**Quoted passage:**
I took my last copy and gave it to the opera-loving porter, who had had sufficient time to feel uncertain about the transaction. ‘It’s not hard is it?’ he said. ‘I won’t have to know anything about Greek philosophy or something to understand it?’ Of course not!’ I replied, rather more testily than is my wont. ‘It’s just a Victorian thriller.’ He couldn’t quite grasp the concept of a giveaway, though, and wanted to press a college calendar on me as fair exchange. When I got back home to Mister Litlove I sighed and said ‘I gave copies of a novel about lesbians to four young men and one old man, none of whom had any idea of what they were getting. I do not feel that I have served the cause of literature this afternoon.’ And Mister Litlove gave me a speaking look and said, ‘You really think the young men would mind?’ And well, he did have a point there.

But what the afternoon had impressed upon me most forcibly was my own mistaken frame of expectations. I had thought that people would want free stuff. And in this I was quite wrong. They don’t want it. I mean, they’ll take it away for the most part without complaint if you give it to them. But that’s not the same as wanting it. If someone other than myself had been offering free books in college, I would have fetched one. But then I really love books and the thought of all those orphans needing homes would have touched my heart. What it boils down to in the end is that we have an absolute surfeit of entertainment in the modern world. No one has to put themselves out much to find distraction. Giving books to people may encourage some to read, for sure, but it may equally result in books lying around without arousing any particular interest until they are put in the recycling. Free often means without value – not a lovely gift. Not unless you are giving things to people who really need them, because otherwise they will have to do without. And there, perhaps, I made another error of judgement. I should have thought of a community of people who really needed books because they have none, rather than assuming that students like books and might be pleased with more.

**Your objective:** Write what comes next in the piece about handing out free books at the college, picking up after its final sentence. The rows that follow have nothing to do with the book giveaway text.

**Record extracts:**
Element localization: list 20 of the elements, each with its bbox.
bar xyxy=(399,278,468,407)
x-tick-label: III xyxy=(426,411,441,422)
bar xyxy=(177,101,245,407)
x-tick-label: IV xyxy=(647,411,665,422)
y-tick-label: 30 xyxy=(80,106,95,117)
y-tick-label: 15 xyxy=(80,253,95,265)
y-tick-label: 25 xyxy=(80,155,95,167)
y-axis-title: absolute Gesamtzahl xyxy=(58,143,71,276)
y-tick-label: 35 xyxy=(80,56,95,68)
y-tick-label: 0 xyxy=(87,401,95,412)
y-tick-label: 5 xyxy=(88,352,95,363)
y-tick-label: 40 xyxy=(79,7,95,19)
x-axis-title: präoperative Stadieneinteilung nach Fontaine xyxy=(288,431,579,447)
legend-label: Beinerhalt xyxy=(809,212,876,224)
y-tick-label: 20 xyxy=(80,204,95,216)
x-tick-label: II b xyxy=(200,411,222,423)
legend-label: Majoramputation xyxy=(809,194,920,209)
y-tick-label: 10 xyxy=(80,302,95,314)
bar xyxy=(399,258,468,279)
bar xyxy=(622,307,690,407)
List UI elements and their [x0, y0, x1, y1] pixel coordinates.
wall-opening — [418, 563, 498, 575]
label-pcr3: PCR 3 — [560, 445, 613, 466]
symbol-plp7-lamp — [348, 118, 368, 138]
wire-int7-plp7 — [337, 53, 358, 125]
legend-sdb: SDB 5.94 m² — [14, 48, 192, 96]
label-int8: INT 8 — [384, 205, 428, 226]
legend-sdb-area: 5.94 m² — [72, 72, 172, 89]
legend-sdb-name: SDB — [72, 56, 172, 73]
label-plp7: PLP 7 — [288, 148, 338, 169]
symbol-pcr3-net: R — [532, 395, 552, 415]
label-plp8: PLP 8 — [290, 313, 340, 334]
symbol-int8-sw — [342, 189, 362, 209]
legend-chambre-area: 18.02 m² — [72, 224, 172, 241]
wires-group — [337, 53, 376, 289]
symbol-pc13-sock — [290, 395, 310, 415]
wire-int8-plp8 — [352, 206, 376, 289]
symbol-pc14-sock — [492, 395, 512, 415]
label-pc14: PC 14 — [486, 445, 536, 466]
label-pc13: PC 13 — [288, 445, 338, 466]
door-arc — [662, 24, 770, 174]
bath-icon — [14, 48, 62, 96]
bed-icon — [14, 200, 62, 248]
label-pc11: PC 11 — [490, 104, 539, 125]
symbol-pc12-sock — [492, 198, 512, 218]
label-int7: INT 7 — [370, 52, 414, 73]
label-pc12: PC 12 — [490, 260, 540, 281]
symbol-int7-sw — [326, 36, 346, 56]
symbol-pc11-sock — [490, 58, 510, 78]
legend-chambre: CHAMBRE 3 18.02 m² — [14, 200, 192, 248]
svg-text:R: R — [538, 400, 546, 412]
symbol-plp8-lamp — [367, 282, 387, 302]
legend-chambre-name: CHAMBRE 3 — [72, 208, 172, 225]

**Your response:**
I was thinking about what sells non-essential goods nowadays and it seems to me that three factors make for prime motivation: curiosity, celebrity and compulsion. If you are really curious about a book everyone’s discussing, well, that might make you buy it. If the literary world took on a glaze of glamour and celebrity, well, that would draw effective marketing attention to it. And if books were considered to be something habit-forming that you couldn’t do without, like booze or cigarettes, then that would increase consumption of them. For a while now I have thought that the problem with books is that, unlike any other form of entertainment, they invite us, sometimes casually, often subtly, to be wise. And that makes for a profound ambivalence in their audience. Virtue rarely sells. If we believed that books were dangerous, that they led readers into thinking in risky ways, or that they were tremendously self-indulgent and would stop readers from going down the gym, or that they were fattening or immoral or subversive, then we might sell more of them to people who wouldn’t otherwise read. If I had clutched my copies of Fingersmith to my chest and said to my young, male helpers, oh no! This book contains scenes of girl-on-girl action and I cannot possibly be so remiss as to let you read it. But I’m leaving a pile of copies here with a sign saying strictly for women only, and now I’m walking away….. Would they have fallen on the books then as the starving fall on loaves of bread? Who knows. I very much admire the principle behind World Book Night and I’m sure most people did much better with their giveaways than I did. But my experience left me unconvinced that giving books away is the answer to encouraging people to read.

25 thoughts on “Giving It Away

  1. Wonderful post as always, Litlove! It is hard to give things away — I think people tend to be suspicious of free things, like, if it’s so great, why are you just giving it away for free? It’s that whole thing that when you put something out in the yard with a sign that says “Please take away this refrigerator, it totally works”, it sits there for a week, but slap a “$25” sign on it and it’s gone immediately.

    However, if I came upon a free copy of Fingersmith, I would think it was my world’s luckiest ever day.🙂

  2. What a shame you didn’t have a queue of people dying to get their hands on it. But I think it does depend on where you hand them out. I very bravely stood at my local tube station and gave my copies to people going in or coming out of the station. I got some mixed reactions. Some people stopped to take it, but then realised they’d read it and suggested I give it to someone else who hadn’t. I had a few people just ignore me completely, while others came up for a quick chat and were eager to take a copy. Funnily enough, those that were most eager were teenage girls and older couples. At one stage I had a queue forming! It took me just under 10 minutes to distribute 35 copies. I even gave some to the usually miserable-looking London Underground staff – though I’m not sure ‘All Quiet on the Western Front’ will cheer them up any!

  3. Sorry it didn’t turn out as you’d hoped! I know that feeling of wanting to evangelize for your favorite book(s) and how disappointing it can be if people remain indifferent.

    As an author, I am forever surprised, grateful and delighted when someone reads and enjoys my books. But I never expect it to happen, no matter how many months of slogging hard work I have put into producing and marketing it.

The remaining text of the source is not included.